Data excerpts:
►

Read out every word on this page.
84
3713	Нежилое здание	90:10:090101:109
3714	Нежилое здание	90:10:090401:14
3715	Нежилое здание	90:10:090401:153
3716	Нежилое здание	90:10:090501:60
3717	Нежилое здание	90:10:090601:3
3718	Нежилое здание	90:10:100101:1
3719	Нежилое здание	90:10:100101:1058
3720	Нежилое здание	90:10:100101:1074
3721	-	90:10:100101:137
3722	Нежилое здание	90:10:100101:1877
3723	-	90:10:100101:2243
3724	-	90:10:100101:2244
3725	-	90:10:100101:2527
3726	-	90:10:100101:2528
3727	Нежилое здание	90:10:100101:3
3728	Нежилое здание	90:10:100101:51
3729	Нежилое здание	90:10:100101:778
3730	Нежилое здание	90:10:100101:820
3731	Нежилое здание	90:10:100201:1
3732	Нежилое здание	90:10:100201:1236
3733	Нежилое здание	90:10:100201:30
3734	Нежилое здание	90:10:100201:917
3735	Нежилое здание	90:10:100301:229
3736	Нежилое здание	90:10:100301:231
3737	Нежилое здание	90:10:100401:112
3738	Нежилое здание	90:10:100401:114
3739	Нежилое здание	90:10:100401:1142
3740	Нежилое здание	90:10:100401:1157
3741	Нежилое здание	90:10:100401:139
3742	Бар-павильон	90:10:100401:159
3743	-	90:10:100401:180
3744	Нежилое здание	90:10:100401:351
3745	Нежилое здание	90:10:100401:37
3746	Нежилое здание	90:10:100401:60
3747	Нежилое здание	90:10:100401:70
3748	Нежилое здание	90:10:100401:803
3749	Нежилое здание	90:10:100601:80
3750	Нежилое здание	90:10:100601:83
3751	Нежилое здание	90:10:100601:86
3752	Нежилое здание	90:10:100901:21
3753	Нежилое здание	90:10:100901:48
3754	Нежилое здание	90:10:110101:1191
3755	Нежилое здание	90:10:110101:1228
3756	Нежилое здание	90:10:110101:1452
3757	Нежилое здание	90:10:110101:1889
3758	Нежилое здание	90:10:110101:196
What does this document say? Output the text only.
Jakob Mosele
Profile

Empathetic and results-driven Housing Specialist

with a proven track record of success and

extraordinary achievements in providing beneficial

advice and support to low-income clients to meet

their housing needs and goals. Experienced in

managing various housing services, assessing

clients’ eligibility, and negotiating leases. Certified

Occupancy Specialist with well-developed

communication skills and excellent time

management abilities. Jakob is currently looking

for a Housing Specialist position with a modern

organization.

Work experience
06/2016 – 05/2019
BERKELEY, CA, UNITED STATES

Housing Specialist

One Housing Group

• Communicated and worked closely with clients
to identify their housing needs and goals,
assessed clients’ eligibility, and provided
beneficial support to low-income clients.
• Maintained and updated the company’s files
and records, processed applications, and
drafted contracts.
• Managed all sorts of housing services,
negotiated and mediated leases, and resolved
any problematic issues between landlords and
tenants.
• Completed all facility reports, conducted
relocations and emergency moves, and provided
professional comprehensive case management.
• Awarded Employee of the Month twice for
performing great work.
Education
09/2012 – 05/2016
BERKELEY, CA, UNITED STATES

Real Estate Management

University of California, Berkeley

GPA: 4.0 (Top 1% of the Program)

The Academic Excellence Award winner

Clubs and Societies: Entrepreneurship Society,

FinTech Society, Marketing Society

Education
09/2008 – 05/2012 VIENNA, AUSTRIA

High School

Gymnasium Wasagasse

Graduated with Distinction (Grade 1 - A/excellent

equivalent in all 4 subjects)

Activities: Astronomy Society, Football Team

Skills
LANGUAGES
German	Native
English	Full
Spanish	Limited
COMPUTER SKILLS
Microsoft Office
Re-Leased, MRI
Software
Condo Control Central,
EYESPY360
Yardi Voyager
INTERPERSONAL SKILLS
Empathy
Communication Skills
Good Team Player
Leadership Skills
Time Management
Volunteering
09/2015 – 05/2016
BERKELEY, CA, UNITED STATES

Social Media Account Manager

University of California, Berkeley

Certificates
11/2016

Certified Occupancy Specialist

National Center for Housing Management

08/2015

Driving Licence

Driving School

◄

GOAL OF THE EXERCISE —
Restate the whole listing exactly.

ANSWER BELOW —
Read out every word on this page.
84
3713	Нежилое здание	90:10:090101:109
3714	Нежилое здание	90:10:090401:14
3715	Нежилое здание	90:10:090401:153
3716	Нежилое здание	90:10:090501:60
3717	Нежилое здание	90:10:090601:3
3718	Нежилое здание	90:10:100101:1
3719	Нежилое здание	90:10:100101:1058
3720	Нежилое здание	90:10:100101:1074
3721	-	90:10:100101:137
3722	Нежилое здание	90:10:100101:1877
3723	-	90:10:100101:2243
3724	-	90:10:100101:2244
3725	-	90:10:100101:2527
3726	-	90:10:100101:2528
3727	Нежилое здание	90:10:100101:3
3728	Нежилое здание	90:10:100101:51
3729	Нежилое здание	90:10:100101:778
3730	Нежилое здание	90:10:100101:820
3731	Нежилое здание	90:10:100201:1
3732	Нежилое здание	90:10:100201:1236
3733	Нежилое здание	90:10:100201:30
3734	Нежилое здание	90:10:100201:917
3735	Нежилое здание	90:10:100301:229
3736	Нежилое здание	90:10:100301:231
3737	Нежилое здание	90:10:100401:112
3738	Нежилое здание	90:10:100401:114
3739	Нежилое здание	90:10:100401:1142
3740	Нежилое здание	90:10:100401:1157
3741	Нежилое здание	90:10:100401:139
3742	Бар-павильон	90:10:100401:159
3743	-	90:10:100401:180
3744	Нежилое здание	90:10:100401:351
3745	Нежилое здание	90:10:100401:37
3746	Нежилое здание	90:10:100401:60
3747	Нежилое здание	90:10:100401:70
3748	Нежилое здание	90:10:100401:803
3749	Нежилое здание	90:10:100601:80
3750	Нежилое здание	90:10:100601:83
3751	Нежилое здание	90:10:100601:86
3752	Нежилое здание	90:10:100901:21
3753	Нежилое здание	90:10:100901:48
3754	Нежилое здание	90:10:110101:1191
3755	Нежилое здание	90:10:110101:1228
3756	Нежилое здание	90:10:110101:1452
3757	Нежилое здание	90:10:110101:1889
3758	Нежилое здание	90:10:110101:196
What does this document say? Output the text only.
Jakob Mosele
Profile

Empathetic and results-driven Housing Specialist

with a proven track record of success and

extraordinary achievements in providing beneficial

advice and support to low-income clients to meet

their housing needs and goals. Experienced in

managing various housing services, assessing

clients’ eligibility, and negotiating leases. Certified

Occupancy Specialist with well-developed

communication skills and excellent time

management abilities. Jakob is currently looking

for a Housing Specialist position with a modern

organization.

Work experience
06/2016 – 05/2019
BERKELEY, CA, UNITED STATES

Housing Specialist

One Housing Group

• Communicated and worked closely with clients
to identify their housing needs and goals,
assessed clients’ eligibility, and provided
beneficial support to low-income clients.
• Maintained and updated the company’s files
and records, processed applications, and
drafted contracts.
• Managed all sorts of housing services,
negotiated and mediated leases, and resolved
any problematic issues between landlords and
tenants.
• Completed all facility reports, conducted
relocations and emergency moves, and provided
professional comprehensive case management.
• Awarded Employee of the Month twice for
performing great work.
Education
09/2012 – 05/2016
BERKELEY, CA, UNITED STATES

Real Estate Management

University of California, Berkeley

GPA: 4.0 (Top 1% of the Program)

The Academic Excellence Award winner

Clubs and Societies: Entrepreneurship Society,

FinTech Society, Marketing Society

Education
09/2008 – 05/2012 VIENNA, AUSTRIA

High School

Gymnasium Wasagasse

Graduated with Distinction (Grade 1 - A/excellent

equivalent in all 4 subjects)

Activities: Astronomy Society, Football Team

Skills
LANGUAGES
German	Native
English	Full
Spanish	Limited
COMPUTER SKILLS
Microsoft Office
Re-Leased, MRI
Software
Condo Control Central,
EYESPY360
Yardi Voyager
INTERPERSONAL SKILLS
Empathy
Communication Skills
Good Team Player
Leadership Skills
Time Management
Volunteering
09/2015 – 05/2016
BERKELEY, CA, UNITED STATES

Social Media Account Manager

University of California, Berkeley

Certificates
11/2016

Certified Occupancy Specialist

National Center for Housing Management

08/2015

Driving Licence

Driving School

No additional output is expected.